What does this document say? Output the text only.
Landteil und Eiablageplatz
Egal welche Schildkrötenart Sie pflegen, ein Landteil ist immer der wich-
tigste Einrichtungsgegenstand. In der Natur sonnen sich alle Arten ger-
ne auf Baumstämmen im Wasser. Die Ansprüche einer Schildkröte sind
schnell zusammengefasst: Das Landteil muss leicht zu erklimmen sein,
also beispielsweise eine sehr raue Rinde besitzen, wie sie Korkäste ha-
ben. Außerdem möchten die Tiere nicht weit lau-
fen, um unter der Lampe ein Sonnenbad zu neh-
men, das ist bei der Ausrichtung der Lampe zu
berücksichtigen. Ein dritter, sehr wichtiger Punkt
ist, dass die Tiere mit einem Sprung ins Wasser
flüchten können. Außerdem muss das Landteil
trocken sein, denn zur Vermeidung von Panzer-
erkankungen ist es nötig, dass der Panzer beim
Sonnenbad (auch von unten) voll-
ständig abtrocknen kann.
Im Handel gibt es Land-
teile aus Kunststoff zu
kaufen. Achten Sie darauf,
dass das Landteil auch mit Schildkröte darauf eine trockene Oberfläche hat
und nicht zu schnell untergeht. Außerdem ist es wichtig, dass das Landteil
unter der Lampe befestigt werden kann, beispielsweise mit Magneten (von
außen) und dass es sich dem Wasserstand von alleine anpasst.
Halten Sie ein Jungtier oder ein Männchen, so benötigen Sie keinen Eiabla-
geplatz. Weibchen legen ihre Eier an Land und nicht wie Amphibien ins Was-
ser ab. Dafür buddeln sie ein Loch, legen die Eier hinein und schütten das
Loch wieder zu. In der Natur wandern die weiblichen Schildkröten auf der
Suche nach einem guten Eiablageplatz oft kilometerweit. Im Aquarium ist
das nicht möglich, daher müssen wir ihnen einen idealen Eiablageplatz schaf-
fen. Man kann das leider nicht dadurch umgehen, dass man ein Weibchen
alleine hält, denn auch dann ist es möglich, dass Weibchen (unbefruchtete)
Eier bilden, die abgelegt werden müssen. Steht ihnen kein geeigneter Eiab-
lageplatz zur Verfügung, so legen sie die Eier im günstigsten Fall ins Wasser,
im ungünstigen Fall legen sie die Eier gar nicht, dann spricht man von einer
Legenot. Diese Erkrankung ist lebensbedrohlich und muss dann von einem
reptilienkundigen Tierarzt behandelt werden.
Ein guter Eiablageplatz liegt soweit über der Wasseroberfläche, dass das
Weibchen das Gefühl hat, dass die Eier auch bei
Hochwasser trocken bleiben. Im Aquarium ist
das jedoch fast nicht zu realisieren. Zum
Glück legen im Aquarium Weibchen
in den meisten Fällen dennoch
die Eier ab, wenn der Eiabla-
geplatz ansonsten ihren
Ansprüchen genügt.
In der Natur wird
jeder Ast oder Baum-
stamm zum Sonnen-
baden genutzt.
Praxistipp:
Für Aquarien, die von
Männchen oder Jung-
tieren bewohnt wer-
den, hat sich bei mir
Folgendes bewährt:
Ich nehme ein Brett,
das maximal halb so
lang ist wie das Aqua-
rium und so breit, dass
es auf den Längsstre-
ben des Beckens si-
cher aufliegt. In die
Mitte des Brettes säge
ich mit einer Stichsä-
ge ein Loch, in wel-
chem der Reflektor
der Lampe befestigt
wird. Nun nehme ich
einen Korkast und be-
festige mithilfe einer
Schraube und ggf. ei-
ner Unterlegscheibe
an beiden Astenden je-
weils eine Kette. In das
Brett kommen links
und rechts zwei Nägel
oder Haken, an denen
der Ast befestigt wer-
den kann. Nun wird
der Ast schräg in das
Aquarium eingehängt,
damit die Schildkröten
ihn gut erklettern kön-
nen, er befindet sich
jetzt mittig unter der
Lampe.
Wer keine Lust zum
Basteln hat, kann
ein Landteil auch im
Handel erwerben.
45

:: What is asked ::
Retype every record above exactly as it appears.

:: Complete output ::
What does this document say? Output the text only.
Landteil und Eiablageplatz
Egal welche Schildkrötenart Sie pflegen, ein Landteil ist immer der wich-
tigste Einrichtungsgegenstand. In der Natur sonnen sich alle Arten ger-
ne auf Baumstämmen im Wasser. Die Ansprüche einer Schildkröte sind
schnell zusammengefasst: Das Landteil muss leicht zu erklimmen sein,
also beispielsweise eine sehr raue Rinde besitzen, wie sie Korkäste ha-
ben. Außerdem möchten die Tiere nicht weit lau-
fen, um unter der Lampe ein Sonnenbad zu neh-
men, das ist bei der Ausrichtung der Lampe zu
berücksichtigen. Ein dritter, sehr wichtiger Punkt
ist, dass die Tiere mit einem Sprung ins Wasser
flüchten können. Außerdem muss das Landteil
trocken sein, denn zur Vermeidung von Panzer-
erkankungen ist es nötig, dass der Panzer beim
Sonnenbad (auch von unten) voll-
ständig abtrocknen kann.
Im Handel gibt es Land-
teile aus Kunststoff zu
kaufen. Achten Sie darauf,
dass das Landteil auch mit Schildkröte darauf eine trockene Oberfläche hat
und nicht zu schnell untergeht. Außerdem ist es wichtig, dass das Landteil
unter der Lampe befestigt werden kann, beispielsweise mit Magneten (von
außen) und dass es sich dem Wasserstand von alleine anpasst.
Halten Sie ein Jungtier oder ein Männchen, so benötigen Sie keinen Eiabla-
geplatz. Weibchen legen ihre Eier an Land und nicht wie Amphibien ins Was-
ser ab. Dafür buddeln sie ein Loch, legen die Eier hinein und schütten das
Loch wieder zu. In der Natur wandern die weiblichen Schildkröten auf der
Suche nach einem guten Eiablageplatz oft kilometerweit. Im Aquarium ist
das nicht möglich, daher müssen wir ihnen einen idealen Eiablageplatz schaf-
fen. Man kann das leider nicht dadurch umgehen, dass man ein Weibchen
alleine hält, denn auch dann ist es möglich, dass Weibchen (unbefruchtete)
Eier bilden, die abgelegt werden müssen. Steht ihnen kein geeigneter Eiab-
lageplatz zur Verfügung, so legen sie die Eier im günstigsten Fall ins Wasser,
im ungünstigen Fall legen sie die Eier gar nicht, dann spricht man von einer
Legenot. Diese Erkrankung ist lebensbedrohlich und muss dann von einem
reptilienkundigen Tierarzt behandelt werden.
Ein guter Eiablageplatz liegt soweit über der Wasseroberfläche, dass das
Weibchen das Gefühl hat, dass die Eier auch bei
Hochwasser trocken bleiben. Im Aquarium ist
das jedoch fast nicht zu realisieren. Zum
Glück legen im Aquarium Weibchen
in den meisten Fällen dennoch
die Eier ab, wenn der Eiabla-
geplatz ansonsten ihren
Ansprüchen genügt.
In der Natur wird
jeder Ast oder Baum-
stamm zum Sonnen-
baden genutzt.
Praxistipp:
Für Aquarien, die von
Männchen oder Jung-
tieren bewohnt wer-
den, hat sich bei mir
Folgendes bewährt:
Ich nehme ein Brett,
das maximal halb so
lang ist wie das Aqua-
rium und so breit, dass
es auf den Längsstre-
ben des Beckens si-
cher aufliegt. In die
Mitte des Brettes säge
ich mit einer Stichsä-
ge ein Loch, in wel-
chem der Reflektor
der Lampe befestigt
wird. Nun nehme ich
einen Korkast und be-
festige mithilfe einer
Schraube und ggf. ei-
ner Unterlegscheibe
an beiden Astenden je-
weils eine Kette. In das
Brett kommen links
und rechts zwei Nägel
oder Haken, an denen
der Ast befestigt wer-
den kann. Nun wird
der Ast schräg in das
Aquarium eingehängt,
damit die Schildkröten
ihn gut erklettern kön-
nen, er befindet sich
jetzt mittig unter der
Lampe.
Wer keine Lust zum
Basteln hat, kann
ein Landteil auch im
Handel erwerben.
45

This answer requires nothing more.